- [PROBLEM STATEMENT]:
Write out the data below exactly as given, without any of its pictures.

/---

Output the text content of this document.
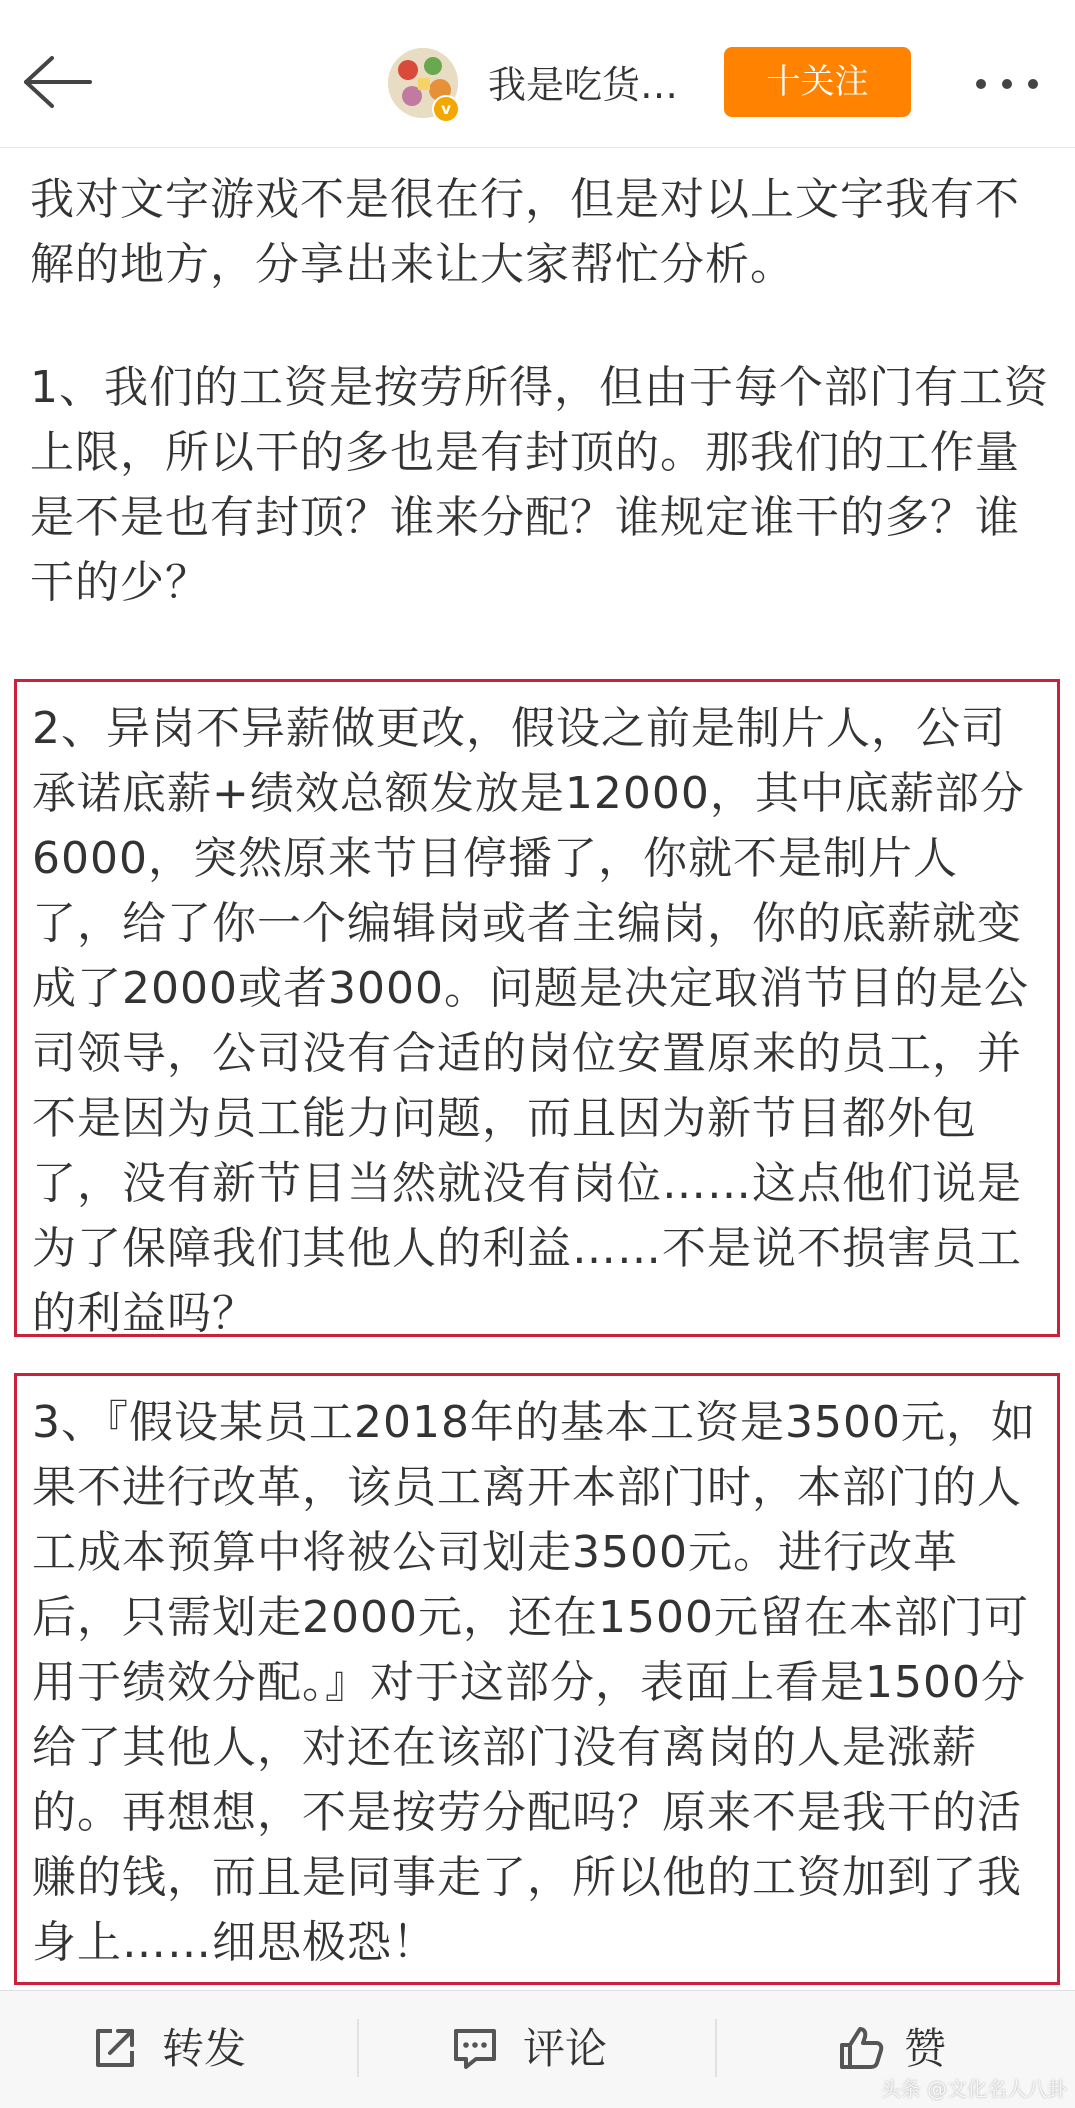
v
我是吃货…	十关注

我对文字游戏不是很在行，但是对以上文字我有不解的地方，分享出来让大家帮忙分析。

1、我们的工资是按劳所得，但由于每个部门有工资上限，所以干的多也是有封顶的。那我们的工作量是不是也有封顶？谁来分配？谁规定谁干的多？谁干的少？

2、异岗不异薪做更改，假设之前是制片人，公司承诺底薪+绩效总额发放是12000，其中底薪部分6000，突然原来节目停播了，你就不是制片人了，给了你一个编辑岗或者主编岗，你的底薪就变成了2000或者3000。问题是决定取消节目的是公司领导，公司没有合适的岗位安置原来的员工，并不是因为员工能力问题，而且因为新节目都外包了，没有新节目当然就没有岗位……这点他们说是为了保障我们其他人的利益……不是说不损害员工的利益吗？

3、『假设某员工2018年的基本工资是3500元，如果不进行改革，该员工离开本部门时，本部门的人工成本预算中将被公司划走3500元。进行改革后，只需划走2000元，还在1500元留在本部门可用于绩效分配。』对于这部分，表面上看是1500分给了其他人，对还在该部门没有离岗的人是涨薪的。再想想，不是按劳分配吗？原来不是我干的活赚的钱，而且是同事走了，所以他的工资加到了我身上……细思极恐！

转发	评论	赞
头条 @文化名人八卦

\---

- [RESULT FOR THIS TASK]:
Output the text content of this document.
v
我是吃货…	十关注

我对文字游戏不是很在行，但是对以上文字我有不解的地方，分享出来让大家帮忙分析。

1、我们的工资是按劳所得，但由于每个部门有工资上限，所以干的多也是有封顶的。那我们的工作量是不是也有封顶？谁来分配？谁规定谁干的多？谁干的少？

2、异岗不异薪做更改，假设之前是制片人，公司承诺底薪+绩效总额发放是12000，其中底薪部分6000，突然原来节目停播了，你就不是制片人了，给了你一个编辑岗或者主编岗，你的底薪就变成了2000或者3000。问题是决定取消节目的是公司领导，公司没有合适的岗位安置原来的员工，并不是因为员工能力问题，而且因为新节目都外包了，没有新节目当然就没有岗位……这点他们说是为了保障我们其他人的利益……不是说不损害员工的利益吗？

3、『假设某员工2018年的基本工资是3500元，如果不进行改革，该员工离开本部门时，本部门的人工成本预算中将被公司划走3500元。进行改革后，只需划走2000元，还在1500元留在本部门可用于绩效分配。』对于这部分，表面上看是1500分给了其他人，对还在该部门没有离岗的人是涨薪的。再想想，不是按劳分配吗？原来不是我干的活赚的钱，而且是同事走了，所以他的工资加到了我身上……细思极恐！

转发	评论	赞
头条 @文化名人八卦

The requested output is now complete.